··· Supplied material ···

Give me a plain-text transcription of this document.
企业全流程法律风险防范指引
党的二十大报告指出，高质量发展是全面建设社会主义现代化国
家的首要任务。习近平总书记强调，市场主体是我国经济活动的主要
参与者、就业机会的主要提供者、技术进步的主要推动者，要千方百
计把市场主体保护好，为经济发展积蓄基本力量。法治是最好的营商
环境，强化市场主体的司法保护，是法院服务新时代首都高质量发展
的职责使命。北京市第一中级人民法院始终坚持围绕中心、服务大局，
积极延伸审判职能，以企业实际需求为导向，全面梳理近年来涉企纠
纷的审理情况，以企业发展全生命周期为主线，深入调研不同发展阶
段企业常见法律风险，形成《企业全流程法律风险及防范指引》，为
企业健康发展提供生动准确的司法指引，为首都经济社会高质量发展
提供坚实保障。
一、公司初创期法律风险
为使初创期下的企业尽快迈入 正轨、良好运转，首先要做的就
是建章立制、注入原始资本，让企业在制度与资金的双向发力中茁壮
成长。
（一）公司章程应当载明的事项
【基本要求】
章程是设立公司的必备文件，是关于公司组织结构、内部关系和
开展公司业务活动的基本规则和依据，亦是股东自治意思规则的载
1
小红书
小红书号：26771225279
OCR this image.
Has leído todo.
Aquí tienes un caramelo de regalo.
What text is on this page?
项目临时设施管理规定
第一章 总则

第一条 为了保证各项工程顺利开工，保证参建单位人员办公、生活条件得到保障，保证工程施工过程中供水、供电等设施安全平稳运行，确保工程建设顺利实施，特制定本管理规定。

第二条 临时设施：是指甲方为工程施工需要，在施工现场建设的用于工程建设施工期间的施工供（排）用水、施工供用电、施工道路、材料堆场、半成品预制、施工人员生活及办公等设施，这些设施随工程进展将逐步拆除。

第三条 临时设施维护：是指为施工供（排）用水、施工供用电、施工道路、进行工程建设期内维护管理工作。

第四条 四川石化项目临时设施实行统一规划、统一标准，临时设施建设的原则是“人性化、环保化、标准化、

···

#### Aim of the task:
Set down the entries above again, word for word.

#### Task result:
Give me a plain-text transcription of this document.
企业全流程法律风险防范指引
党的二十大报告指出，高质量发展是全面建设社会主义现代化国
家的首要任务。习近平总书记强调，市场主体是我国经济活动的主要
参与者、就业机会的主要提供者、技术进步的主要推动者，要千方百
计把市场主体保护好，为经济发展积蓄基本力量。法治是最好的营商
环境，强化市场主体的司法保护，是法院服务新时代首都高质量发展
的职责使命。北京市第一中级人民法院始终坚持围绕中心、服务大局，
积极延伸审判职能，以企业实际需求为导向，全面梳理近年来涉企纠
纷的审理情况，以企业发展全生命周期为主线，深入调研不同发展阶
段企业常见法律风险，形成《企业全流程法律风险及防范指引》，为
企业健康发展提供生动准确的司法指引，为首都经济社会高质量发展
提供坚实保障。
一、公司初创期法律风险
为使初创期下的企业尽快迈入 正轨、良好运转，首先要做的就
是建章立制、注入原始资本，让企业在制度与资金的双向发力中茁壮
成长。
（一）公司章程应当载明的事项
【基本要求】
章程是设立公司的必备文件，是关于公司组织结构、内部关系和
开展公司业务活动的基本规则和依据，亦是股东自治意思规则的载
1
小红书
小红书号：26771225279
OCR this image.
Has leído todo.
Aquí tienes un caramelo de regalo.
What text is on this page?
项目临时设施管理规定
第一章 总则

第一条 为了保证各项工程顺利开工，保证参建单位人员办公、生活条件得到保障，保证工程施工过程中供水、供电等设施安全平稳运行，确保工程建设顺利实施，特制定本管理规定。

第二条 临时设施：是指甲方为工程施工需要，在施工现场建设的用于工程建设施工期间的施工供（排）用水、施工供用电、施工道路、材料堆场、半成品预制、施工人员生活及办公等设施，这些设施随工程进展将逐步拆除。

第三条 临时设施维护：是指为施工供（排）用水、施工供用电、施工道路、进行工程建设期内维护管理工作。

第四条 四川石化项目临时设施实行统一规划、统一标准，临时设施建设的原则是“人性化、环保化、标准化、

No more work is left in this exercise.